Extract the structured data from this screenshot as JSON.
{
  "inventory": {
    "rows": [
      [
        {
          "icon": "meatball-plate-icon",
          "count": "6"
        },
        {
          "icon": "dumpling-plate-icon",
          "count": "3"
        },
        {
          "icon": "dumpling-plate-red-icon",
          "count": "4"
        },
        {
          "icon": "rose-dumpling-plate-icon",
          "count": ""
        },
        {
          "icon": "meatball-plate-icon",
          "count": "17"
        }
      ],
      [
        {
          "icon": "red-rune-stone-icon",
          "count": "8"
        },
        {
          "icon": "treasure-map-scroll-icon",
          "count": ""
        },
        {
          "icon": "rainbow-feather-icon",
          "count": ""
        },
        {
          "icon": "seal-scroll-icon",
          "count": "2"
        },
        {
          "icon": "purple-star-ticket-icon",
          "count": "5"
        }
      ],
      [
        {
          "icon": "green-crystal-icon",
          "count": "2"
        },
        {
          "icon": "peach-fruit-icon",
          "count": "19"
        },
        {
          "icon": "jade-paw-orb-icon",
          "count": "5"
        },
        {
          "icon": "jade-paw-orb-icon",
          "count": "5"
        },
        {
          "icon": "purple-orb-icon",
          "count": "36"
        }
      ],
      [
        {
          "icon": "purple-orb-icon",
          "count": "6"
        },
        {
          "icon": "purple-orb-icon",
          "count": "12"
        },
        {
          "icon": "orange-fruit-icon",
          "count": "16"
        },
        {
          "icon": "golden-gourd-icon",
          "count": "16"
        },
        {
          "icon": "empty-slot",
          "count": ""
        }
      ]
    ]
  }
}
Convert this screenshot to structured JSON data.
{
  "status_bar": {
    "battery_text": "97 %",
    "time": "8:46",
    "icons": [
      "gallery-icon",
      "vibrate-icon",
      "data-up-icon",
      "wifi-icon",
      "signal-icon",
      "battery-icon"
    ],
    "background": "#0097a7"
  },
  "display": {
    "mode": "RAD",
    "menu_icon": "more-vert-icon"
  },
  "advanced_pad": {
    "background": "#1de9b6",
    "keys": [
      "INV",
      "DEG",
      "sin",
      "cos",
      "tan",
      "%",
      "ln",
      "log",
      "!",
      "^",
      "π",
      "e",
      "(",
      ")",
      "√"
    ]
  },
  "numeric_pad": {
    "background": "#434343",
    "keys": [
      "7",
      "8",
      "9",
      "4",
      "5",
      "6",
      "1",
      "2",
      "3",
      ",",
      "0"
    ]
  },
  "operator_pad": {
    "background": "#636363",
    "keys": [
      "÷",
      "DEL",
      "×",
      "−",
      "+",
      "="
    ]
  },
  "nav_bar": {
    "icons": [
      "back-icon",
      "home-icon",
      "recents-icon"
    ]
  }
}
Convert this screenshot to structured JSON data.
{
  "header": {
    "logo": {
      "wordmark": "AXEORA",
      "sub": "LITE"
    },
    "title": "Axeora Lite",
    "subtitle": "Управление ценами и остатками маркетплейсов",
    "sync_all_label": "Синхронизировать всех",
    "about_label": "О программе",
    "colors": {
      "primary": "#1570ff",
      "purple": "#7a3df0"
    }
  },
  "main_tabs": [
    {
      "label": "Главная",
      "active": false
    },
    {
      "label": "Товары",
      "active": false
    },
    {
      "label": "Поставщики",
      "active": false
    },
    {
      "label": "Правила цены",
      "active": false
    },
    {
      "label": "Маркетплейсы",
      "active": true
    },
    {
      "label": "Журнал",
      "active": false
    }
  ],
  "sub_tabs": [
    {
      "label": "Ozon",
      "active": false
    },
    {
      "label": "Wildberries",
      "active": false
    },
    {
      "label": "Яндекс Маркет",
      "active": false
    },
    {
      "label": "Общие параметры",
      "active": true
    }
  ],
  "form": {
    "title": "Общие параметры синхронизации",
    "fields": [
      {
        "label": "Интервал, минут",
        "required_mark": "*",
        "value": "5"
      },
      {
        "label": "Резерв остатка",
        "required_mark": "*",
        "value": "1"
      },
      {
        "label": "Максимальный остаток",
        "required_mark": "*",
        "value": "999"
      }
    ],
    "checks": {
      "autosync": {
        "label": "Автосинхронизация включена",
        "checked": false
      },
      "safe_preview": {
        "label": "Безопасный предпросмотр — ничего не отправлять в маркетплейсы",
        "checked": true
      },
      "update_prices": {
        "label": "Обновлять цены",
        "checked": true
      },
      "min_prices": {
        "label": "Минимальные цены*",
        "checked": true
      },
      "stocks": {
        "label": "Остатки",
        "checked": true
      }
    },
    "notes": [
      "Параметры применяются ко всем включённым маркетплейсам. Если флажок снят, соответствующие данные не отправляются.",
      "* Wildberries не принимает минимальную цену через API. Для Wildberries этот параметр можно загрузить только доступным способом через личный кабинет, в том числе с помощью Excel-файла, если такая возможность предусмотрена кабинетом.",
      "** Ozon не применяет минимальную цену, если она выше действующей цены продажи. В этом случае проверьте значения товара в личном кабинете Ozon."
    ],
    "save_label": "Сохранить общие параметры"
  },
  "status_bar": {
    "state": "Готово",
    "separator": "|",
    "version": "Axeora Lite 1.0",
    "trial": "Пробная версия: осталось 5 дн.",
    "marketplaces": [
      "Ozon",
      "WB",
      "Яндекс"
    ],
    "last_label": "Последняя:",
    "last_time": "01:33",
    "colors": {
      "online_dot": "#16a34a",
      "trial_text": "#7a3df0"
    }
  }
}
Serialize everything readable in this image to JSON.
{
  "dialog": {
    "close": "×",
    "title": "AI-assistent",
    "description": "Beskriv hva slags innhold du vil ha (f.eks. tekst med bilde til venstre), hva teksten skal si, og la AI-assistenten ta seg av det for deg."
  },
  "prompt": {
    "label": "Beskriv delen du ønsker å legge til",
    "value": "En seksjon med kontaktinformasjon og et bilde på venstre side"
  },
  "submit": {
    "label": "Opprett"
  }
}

◇ ◇ ◇

WRITTEN TASK: What is the number of lines in the listing above that contain the string "data"? Give only the number.

ANSWER TO THE EXERCISE: 4